§ GIVEN REQUEST
From the entries below, gather each line containing the word "ffffff".
------ RECORDS FOR THIS EXERCISE ------
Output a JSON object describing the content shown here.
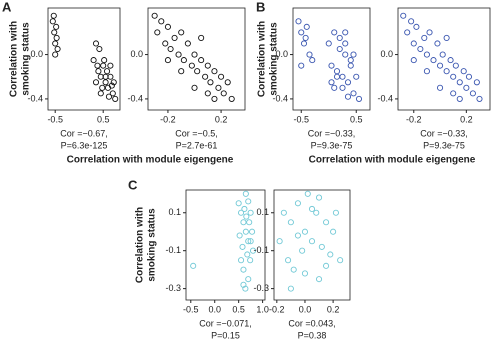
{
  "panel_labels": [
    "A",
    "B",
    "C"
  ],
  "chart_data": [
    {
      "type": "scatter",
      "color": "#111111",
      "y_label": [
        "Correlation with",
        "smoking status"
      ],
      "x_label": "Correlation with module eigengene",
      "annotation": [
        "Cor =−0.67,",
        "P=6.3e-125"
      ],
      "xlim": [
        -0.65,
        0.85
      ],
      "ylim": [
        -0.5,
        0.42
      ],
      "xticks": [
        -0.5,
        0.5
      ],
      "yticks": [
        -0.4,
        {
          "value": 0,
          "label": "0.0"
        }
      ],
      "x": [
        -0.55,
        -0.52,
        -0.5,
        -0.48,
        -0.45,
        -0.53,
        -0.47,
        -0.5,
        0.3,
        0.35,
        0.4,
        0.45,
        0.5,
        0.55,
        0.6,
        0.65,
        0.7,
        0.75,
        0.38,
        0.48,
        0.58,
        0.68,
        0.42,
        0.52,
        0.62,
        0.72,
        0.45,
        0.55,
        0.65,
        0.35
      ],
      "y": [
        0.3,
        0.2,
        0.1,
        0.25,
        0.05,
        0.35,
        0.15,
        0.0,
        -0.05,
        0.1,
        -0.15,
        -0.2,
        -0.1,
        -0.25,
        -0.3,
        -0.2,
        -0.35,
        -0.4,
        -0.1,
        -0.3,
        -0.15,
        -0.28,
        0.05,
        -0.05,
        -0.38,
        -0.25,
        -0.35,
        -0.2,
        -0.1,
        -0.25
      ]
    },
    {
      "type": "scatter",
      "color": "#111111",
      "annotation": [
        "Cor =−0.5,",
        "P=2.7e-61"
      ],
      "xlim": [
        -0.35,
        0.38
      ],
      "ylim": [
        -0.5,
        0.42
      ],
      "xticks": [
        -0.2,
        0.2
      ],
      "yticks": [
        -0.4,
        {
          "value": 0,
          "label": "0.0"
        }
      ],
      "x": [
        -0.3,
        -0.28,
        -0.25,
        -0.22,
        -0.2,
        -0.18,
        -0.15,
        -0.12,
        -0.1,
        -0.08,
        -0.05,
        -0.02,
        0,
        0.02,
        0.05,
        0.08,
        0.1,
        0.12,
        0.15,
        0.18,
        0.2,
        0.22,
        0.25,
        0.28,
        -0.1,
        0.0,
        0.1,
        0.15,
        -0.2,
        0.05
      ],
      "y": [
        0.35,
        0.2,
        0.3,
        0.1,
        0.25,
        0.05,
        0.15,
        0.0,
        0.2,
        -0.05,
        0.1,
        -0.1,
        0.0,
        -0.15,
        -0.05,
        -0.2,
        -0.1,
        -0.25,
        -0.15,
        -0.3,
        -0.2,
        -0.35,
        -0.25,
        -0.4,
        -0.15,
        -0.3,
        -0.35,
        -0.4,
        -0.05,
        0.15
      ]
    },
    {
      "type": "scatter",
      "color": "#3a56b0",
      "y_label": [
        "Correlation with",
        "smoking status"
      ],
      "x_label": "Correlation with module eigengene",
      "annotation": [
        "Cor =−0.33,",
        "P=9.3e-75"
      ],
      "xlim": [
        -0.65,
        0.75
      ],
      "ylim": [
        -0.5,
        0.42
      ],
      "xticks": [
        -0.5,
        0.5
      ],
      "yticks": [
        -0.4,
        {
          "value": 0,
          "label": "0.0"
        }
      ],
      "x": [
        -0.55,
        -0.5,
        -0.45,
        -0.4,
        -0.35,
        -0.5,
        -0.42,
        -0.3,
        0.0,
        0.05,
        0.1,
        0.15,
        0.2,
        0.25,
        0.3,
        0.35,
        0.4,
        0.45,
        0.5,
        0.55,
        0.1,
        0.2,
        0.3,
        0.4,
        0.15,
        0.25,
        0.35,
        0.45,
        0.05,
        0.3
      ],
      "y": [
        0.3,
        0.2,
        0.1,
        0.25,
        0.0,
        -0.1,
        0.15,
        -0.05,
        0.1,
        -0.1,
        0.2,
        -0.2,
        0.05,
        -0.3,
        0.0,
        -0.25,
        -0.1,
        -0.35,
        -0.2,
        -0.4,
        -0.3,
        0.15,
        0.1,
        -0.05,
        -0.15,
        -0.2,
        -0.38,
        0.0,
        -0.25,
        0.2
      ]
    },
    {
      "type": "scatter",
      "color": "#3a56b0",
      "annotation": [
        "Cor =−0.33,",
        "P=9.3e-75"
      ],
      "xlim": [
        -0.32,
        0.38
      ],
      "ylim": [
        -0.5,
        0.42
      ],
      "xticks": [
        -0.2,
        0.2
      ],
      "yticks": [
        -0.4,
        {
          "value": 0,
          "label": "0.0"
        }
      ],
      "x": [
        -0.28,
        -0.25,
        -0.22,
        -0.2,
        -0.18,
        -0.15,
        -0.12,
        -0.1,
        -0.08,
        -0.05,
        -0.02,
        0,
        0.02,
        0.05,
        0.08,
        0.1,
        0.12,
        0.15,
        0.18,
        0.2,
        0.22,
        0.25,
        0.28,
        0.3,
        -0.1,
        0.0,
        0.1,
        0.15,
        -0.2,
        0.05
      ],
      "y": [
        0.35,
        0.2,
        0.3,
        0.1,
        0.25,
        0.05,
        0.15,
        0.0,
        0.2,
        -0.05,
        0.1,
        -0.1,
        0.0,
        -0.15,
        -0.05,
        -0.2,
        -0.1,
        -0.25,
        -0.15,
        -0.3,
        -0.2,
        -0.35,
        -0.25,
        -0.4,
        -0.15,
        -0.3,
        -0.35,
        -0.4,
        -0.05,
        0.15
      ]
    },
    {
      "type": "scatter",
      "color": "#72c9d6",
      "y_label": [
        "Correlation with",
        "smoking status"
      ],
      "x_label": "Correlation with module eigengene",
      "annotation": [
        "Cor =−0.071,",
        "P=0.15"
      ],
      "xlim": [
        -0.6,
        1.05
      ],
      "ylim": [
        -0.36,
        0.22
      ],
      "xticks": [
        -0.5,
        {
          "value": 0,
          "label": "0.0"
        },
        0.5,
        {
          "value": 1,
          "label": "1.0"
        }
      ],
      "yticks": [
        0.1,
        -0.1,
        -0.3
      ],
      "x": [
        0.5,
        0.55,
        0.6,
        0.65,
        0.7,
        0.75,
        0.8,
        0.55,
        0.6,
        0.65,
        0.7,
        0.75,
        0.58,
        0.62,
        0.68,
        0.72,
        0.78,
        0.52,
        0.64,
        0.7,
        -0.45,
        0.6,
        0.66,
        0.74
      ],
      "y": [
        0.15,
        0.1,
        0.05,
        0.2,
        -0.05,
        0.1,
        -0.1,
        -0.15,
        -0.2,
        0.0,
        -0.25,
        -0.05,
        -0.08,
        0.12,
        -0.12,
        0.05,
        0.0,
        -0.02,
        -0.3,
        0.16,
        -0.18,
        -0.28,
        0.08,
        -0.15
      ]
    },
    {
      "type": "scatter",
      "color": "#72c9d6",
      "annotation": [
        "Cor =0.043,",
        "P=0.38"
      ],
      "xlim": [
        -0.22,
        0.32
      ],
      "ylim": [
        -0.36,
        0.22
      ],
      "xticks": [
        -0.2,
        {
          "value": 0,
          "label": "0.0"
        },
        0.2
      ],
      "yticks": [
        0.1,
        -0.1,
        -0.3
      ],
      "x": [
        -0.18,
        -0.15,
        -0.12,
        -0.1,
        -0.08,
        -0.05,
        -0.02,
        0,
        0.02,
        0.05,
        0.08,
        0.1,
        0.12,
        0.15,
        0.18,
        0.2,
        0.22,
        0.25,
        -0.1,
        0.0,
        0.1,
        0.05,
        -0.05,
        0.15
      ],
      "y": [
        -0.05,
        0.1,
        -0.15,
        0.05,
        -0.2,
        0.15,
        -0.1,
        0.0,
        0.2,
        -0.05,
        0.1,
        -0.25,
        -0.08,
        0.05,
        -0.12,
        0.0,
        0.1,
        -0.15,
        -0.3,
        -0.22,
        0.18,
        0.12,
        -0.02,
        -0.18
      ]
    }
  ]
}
------
------ RECORDS FOR THIS EXERCISE ------
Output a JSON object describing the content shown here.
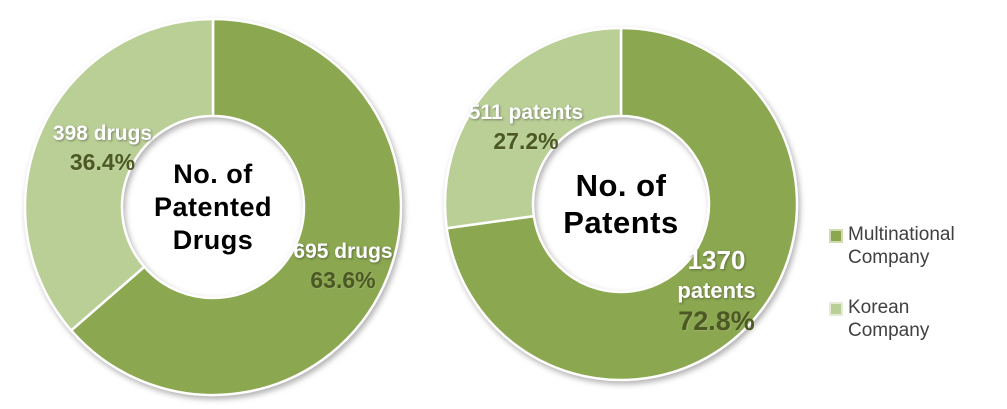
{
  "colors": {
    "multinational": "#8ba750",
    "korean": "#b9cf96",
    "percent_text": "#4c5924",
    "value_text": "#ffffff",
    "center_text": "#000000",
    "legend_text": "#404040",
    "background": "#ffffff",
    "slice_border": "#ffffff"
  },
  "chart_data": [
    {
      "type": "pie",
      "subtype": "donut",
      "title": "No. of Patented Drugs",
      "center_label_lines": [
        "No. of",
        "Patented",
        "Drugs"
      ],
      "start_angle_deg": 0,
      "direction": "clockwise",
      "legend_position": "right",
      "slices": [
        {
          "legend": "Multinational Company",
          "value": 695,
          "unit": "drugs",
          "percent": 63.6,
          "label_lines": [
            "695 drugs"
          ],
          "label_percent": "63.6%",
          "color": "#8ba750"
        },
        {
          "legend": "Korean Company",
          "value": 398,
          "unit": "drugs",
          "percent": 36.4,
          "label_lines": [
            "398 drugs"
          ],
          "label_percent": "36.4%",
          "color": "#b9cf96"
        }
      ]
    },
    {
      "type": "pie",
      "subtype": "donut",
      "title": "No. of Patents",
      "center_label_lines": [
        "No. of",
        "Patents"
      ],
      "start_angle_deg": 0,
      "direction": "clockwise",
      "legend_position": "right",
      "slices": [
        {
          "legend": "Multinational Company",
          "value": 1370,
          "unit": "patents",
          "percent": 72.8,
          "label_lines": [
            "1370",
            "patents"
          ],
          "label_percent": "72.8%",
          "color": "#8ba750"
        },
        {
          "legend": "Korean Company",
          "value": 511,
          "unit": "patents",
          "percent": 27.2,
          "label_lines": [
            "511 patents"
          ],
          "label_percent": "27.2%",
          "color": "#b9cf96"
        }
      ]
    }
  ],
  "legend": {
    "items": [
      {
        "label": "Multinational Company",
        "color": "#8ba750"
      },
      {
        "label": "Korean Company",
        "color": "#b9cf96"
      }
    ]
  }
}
------
§ EXERCISE OUTPUT
    "value_text": "#ffffff",
    "background": "#ffffff",
    "slice_border": "#ffffff"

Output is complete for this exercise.